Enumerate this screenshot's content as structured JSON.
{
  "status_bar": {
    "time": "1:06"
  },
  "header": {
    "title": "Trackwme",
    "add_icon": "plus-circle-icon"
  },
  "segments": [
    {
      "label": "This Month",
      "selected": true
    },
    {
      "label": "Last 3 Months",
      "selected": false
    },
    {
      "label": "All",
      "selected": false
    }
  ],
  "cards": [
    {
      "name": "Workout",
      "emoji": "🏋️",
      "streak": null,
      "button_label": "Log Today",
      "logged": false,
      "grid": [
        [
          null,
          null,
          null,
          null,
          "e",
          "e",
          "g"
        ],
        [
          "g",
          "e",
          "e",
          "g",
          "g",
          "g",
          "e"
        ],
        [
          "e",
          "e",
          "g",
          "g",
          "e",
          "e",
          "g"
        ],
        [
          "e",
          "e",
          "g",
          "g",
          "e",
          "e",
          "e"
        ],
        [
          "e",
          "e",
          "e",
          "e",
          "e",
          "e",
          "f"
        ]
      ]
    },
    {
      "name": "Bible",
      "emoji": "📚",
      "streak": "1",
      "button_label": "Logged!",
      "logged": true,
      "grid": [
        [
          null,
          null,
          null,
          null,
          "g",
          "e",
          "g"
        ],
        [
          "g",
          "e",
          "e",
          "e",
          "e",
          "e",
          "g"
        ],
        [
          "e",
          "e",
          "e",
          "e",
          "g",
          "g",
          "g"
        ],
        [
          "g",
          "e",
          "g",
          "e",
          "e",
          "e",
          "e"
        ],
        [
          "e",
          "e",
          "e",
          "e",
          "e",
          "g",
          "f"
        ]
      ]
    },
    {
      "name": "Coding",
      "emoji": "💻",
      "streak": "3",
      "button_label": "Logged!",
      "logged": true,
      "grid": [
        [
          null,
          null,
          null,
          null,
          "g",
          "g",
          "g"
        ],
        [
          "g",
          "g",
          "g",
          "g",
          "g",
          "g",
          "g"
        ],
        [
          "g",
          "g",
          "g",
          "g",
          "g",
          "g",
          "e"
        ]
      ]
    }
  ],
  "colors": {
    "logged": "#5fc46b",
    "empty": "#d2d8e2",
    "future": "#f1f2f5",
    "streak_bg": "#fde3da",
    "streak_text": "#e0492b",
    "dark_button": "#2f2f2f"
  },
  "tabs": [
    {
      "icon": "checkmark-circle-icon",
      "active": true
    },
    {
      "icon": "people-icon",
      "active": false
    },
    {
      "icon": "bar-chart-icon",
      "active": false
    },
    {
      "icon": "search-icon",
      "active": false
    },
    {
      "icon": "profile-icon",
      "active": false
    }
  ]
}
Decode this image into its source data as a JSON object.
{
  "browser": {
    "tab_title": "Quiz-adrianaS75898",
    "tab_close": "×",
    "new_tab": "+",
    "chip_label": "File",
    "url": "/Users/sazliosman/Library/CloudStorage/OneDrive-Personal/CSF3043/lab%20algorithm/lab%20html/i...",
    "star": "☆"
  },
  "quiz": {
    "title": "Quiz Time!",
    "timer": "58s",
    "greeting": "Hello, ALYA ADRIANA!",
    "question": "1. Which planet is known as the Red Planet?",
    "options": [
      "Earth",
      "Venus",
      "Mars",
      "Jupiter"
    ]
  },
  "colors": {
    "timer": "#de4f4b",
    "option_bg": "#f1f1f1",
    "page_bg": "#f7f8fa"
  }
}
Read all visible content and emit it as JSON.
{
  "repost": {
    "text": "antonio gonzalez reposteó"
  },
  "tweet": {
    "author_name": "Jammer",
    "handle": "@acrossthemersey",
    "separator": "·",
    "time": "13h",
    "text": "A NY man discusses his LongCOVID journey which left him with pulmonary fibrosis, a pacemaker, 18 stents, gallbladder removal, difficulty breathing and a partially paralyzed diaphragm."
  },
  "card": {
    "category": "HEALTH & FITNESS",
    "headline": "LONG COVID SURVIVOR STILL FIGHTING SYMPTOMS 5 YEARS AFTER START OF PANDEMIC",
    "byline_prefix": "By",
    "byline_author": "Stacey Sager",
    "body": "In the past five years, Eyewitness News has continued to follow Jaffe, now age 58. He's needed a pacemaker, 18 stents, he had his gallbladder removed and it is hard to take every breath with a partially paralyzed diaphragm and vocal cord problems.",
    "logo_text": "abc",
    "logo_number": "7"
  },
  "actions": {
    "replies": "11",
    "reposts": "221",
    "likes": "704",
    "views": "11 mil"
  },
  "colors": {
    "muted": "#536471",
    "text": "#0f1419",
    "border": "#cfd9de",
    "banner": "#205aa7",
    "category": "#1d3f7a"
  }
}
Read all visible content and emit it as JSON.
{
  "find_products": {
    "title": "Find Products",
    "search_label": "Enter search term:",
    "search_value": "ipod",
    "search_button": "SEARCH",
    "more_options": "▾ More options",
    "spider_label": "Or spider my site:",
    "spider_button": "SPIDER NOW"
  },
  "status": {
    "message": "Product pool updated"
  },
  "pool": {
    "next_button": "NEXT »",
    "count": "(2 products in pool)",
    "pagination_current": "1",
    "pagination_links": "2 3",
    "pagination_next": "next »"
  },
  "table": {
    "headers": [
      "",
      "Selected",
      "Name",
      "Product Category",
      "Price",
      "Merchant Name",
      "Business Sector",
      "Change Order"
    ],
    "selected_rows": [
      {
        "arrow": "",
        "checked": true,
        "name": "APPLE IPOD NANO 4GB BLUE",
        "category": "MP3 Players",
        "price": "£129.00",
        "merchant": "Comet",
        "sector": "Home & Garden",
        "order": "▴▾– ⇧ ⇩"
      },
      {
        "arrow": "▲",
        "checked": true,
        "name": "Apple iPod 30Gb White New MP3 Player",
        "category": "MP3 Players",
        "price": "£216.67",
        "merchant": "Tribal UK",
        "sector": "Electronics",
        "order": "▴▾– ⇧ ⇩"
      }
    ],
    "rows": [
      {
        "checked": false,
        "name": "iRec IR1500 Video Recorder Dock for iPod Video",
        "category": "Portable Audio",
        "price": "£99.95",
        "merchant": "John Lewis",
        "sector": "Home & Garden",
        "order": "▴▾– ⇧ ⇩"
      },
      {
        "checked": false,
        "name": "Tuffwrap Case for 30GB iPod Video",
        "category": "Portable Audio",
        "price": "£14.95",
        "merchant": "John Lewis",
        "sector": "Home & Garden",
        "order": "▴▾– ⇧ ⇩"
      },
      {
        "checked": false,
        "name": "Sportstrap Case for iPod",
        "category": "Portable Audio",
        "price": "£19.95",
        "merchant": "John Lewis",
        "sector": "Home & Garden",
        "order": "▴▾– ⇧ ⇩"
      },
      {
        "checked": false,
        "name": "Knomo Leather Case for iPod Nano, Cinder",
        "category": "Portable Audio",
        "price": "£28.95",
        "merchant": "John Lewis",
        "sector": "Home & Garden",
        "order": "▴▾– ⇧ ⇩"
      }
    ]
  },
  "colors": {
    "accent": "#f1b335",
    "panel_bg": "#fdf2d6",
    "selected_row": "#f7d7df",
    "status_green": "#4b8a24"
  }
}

====

— WHAT TO PRODUCE —
Identify the lines in the entries that hold "diaphragm" and return each one.

— TASK OUTPUT —
    "text": "A NY man discusses his LongCOVID journey which left him with pulmonary fibrosis, a pacemaker, 18 stents, gallbladder removal, difficulty breathing and a partially paralyzed diaphragm."
    "body": "In the past five years, Eyewitness News has continued to follow Jaffe, now age 58. He's needed a pacemaker, 18 stents, he had his gallbladder removed and it is hard to take every breath with a partially paralyzed diaphragm and vocal cord problems.",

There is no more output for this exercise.